→ **WHAT YOU HAVE TO DO**: Replace "spectrogram-segment" with "spectrogram-region" in the material between the lines holding "I need the location" and "y-tick-label: 1000 <box>54 454 79 465</box>", inclusive. Write out only those lines, with nothing else changed.

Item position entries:
--- Begin ---
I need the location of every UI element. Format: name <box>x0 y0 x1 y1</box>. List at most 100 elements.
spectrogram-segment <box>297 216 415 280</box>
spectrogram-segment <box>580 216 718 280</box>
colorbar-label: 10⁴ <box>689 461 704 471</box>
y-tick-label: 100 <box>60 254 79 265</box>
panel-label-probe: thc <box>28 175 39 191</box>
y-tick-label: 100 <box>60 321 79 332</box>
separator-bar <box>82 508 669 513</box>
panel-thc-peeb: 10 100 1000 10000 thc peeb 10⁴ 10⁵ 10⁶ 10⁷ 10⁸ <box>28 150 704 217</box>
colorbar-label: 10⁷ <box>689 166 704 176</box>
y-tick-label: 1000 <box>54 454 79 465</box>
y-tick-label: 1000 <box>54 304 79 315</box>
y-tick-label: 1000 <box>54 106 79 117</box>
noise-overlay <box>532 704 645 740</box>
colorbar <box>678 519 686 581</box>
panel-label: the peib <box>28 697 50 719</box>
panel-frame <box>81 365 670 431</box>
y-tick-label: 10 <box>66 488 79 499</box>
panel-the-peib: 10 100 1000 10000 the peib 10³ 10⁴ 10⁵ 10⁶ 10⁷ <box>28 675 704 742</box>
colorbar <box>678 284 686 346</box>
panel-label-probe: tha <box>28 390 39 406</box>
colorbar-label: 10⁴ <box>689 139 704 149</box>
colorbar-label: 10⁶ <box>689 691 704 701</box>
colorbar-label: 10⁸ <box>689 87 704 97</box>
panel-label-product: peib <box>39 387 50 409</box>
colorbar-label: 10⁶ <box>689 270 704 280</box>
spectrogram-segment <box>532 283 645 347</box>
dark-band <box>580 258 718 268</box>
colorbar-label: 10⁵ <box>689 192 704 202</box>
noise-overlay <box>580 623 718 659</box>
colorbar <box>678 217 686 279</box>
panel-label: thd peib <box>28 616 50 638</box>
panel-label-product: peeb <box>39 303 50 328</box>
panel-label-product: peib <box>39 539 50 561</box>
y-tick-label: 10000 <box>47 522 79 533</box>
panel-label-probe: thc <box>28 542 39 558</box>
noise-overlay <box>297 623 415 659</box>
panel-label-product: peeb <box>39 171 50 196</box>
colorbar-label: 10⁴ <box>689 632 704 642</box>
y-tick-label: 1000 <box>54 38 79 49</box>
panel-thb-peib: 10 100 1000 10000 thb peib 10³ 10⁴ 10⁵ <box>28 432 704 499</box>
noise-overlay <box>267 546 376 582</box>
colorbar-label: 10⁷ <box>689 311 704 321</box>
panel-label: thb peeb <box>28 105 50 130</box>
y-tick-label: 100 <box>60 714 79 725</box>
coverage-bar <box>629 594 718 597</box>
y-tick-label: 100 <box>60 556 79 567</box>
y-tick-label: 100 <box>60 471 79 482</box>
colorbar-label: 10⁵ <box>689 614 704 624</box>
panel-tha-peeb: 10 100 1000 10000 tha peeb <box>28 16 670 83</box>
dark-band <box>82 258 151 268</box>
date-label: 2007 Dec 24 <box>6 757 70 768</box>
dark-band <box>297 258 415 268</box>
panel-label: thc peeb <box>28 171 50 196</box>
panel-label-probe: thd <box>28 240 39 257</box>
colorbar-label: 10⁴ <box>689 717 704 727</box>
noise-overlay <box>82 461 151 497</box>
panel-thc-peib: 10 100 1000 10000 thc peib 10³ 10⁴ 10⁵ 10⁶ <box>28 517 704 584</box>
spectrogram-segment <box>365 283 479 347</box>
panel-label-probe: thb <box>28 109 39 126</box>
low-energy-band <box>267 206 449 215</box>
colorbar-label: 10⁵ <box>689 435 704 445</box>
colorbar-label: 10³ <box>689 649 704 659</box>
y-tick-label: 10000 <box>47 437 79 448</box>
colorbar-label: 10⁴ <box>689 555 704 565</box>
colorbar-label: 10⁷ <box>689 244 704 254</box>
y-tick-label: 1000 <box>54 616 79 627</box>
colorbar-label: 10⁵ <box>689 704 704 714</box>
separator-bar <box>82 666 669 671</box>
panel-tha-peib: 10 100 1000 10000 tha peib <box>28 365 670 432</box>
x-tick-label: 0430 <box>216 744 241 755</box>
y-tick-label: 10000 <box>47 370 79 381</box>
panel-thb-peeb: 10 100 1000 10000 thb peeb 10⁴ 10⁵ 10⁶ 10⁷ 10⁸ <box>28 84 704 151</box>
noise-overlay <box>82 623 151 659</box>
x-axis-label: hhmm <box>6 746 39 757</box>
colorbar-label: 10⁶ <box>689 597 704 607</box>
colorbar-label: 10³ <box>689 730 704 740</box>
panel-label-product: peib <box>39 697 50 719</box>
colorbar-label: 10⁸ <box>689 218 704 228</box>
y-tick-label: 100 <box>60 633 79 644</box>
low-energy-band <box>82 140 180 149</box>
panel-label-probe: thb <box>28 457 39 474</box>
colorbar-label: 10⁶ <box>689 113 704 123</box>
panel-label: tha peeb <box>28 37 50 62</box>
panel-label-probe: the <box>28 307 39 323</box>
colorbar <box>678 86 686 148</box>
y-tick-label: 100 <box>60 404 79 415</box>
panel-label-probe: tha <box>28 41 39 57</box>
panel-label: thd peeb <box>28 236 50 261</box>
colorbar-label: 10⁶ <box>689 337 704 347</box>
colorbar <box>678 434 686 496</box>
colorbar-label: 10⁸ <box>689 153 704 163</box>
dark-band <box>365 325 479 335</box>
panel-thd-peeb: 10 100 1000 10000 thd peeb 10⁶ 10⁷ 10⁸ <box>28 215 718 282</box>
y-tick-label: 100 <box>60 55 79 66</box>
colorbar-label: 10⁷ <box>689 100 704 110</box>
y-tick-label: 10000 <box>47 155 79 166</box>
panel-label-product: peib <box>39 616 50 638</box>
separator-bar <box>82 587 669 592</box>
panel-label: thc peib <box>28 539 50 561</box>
--- End ---
--- Begin ---
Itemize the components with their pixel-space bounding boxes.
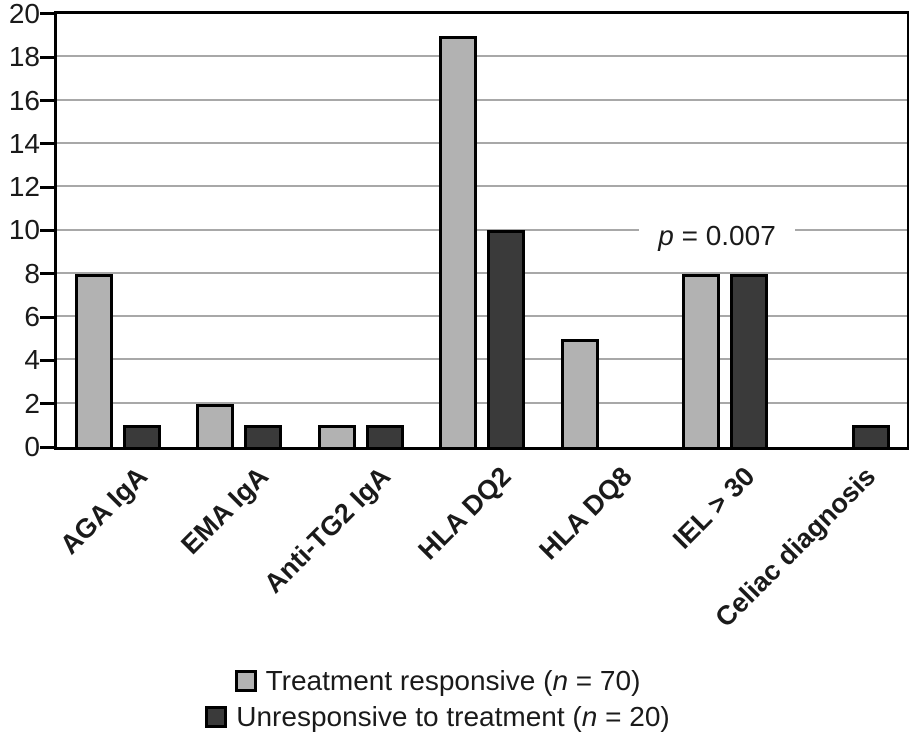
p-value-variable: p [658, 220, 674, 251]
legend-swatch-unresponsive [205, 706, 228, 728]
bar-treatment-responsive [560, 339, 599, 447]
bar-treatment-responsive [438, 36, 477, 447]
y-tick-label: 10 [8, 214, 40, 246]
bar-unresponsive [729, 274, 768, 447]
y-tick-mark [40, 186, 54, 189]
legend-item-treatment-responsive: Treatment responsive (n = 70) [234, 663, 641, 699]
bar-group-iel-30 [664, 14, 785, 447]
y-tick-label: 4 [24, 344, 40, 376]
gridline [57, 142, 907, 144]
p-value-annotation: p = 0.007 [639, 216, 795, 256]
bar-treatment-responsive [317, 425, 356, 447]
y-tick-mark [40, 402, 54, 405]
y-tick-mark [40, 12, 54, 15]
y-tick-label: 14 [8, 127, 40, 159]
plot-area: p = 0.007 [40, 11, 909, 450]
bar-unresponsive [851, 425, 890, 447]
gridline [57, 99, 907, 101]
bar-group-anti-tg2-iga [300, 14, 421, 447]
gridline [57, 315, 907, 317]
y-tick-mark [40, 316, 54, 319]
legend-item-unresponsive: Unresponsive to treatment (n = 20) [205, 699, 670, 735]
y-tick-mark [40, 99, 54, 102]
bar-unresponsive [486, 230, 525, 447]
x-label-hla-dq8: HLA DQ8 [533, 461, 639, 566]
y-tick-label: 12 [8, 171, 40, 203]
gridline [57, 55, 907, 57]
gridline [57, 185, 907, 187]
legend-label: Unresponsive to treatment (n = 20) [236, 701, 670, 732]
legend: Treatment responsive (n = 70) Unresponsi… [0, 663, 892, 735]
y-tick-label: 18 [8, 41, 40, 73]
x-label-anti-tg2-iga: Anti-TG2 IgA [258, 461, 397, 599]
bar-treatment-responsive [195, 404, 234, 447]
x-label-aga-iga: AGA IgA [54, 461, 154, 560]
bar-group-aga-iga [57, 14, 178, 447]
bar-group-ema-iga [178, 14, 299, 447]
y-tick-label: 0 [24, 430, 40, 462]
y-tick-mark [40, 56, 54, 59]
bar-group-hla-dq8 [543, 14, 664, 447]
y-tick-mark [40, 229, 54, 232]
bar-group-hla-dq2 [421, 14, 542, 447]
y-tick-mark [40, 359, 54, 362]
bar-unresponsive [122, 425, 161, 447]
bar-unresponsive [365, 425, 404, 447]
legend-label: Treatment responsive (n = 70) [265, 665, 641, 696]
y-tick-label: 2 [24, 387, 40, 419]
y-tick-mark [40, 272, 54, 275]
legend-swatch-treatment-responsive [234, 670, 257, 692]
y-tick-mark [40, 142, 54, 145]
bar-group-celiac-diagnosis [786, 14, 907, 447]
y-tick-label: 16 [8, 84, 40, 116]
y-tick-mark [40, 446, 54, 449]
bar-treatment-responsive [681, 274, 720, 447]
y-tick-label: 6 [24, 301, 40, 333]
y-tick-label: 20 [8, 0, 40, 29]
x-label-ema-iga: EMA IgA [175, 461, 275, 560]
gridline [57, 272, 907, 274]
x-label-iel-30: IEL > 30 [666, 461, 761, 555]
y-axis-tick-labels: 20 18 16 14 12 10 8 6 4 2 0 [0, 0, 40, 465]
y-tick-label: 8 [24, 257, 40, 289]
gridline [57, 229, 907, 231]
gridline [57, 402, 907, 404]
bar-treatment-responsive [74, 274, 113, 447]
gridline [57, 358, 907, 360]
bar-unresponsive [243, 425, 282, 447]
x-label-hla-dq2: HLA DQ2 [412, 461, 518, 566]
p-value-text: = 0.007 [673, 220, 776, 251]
--- End ---
→ **ANSWER TO THE PROBLEM**:
I need the location of every UI element. Format: name <box>x0 y0 x1 y1</box>. List at most 100 elements.
spectrogram-region <box>297 216 415 280</box>
spectrogram-region <box>580 216 718 280</box>
colorbar-label: 10⁴ <box>689 461 704 471</box>
y-tick-label: 100 <box>60 254 79 265</box>
panel-label-probe: thc <box>28 175 39 191</box>
y-tick-label: 100 <box>60 321 79 332</box>
separator-bar <box>82 508 669 513</box>
panel-thc-peeb: 10 100 1000 10000 thc peeb 10⁴ 10⁵ 10⁶ 10⁷ 10⁸ <box>28 150 704 217</box>
colorbar-label: 10⁷ <box>689 166 704 176</box>
y-tick-label: 1000 <box>54 454 79 465</box>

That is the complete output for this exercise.